Records from a data source
<<<<
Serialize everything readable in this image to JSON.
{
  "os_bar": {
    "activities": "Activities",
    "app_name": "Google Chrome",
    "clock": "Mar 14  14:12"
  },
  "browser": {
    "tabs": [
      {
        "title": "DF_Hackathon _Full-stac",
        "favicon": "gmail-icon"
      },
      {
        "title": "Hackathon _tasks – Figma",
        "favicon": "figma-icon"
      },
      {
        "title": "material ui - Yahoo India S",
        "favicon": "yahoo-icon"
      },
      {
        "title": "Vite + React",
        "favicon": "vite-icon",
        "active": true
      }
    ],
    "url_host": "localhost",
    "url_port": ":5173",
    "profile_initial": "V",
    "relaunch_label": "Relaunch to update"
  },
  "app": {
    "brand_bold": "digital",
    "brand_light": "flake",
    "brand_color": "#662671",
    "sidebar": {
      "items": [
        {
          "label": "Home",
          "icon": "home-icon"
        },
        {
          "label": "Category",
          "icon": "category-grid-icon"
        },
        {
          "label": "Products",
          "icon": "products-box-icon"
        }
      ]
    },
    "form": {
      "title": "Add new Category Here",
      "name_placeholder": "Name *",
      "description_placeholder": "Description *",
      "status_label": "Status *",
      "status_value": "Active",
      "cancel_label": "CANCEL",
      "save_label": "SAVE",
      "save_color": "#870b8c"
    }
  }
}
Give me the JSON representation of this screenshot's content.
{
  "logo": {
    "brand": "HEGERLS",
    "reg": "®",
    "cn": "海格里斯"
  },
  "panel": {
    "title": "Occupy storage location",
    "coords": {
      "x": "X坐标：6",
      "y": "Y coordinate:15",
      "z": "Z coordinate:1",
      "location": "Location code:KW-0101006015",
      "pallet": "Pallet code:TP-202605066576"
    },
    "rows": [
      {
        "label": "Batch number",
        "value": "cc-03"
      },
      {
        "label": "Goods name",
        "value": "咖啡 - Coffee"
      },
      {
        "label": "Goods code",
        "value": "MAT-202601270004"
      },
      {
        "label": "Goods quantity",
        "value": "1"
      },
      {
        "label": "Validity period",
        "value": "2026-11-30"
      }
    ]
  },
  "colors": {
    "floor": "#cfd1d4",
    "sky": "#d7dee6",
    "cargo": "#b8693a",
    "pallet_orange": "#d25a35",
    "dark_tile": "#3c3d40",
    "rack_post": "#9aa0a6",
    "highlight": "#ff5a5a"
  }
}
>>>>
▶ [Problem to work on]: Copy only the stretch running from the line containing "Give me the" to the final line of the entries, both ends included, exactly as it stands.

▶ [Solution]:
Give me the JSON representation of this screenshot's content.
{
  "logo": {
    "brand": "HEGERLS",
    "reg": "®",
    "cn": "海格里斯"
  },
  "panel": {
    "title": "Occupy storage location",
    "coords": {
      "x": "X坐标：6",
      "y": "Y coordinate:15",
      "z": "Z coordinate:1",
      "location": "Location code:KW-0101006015",
      "pallet": "Pallet code:TP-202605066576"
    },
    "rows": [
      {
        "label": "Batch number",
        "value": "cc-03"
      },
      {
        "label": "Goods name",
        "value": "咖啡 - Coffee"
      },
      {
        "label": "Goods code",
        "value": "MAT-202601270004"
      },
      {
        "label": "Goods quantity",
        "value": "1"
      },
      {
        "label": "Validity period",
        "value": "2026-11-30"
      }
    ]
  },
  "colors": {
    "floor": "#cfd1d4",
    "sky": "#d7dee6",
    "cargo": "#b8693a",
    "pallet_orange": "#d25a35",
    "dark_tile": "#3c3d40",
    "rack_post": "#9aa0a6",
    "highlight": "#ff5a5a"
  }
}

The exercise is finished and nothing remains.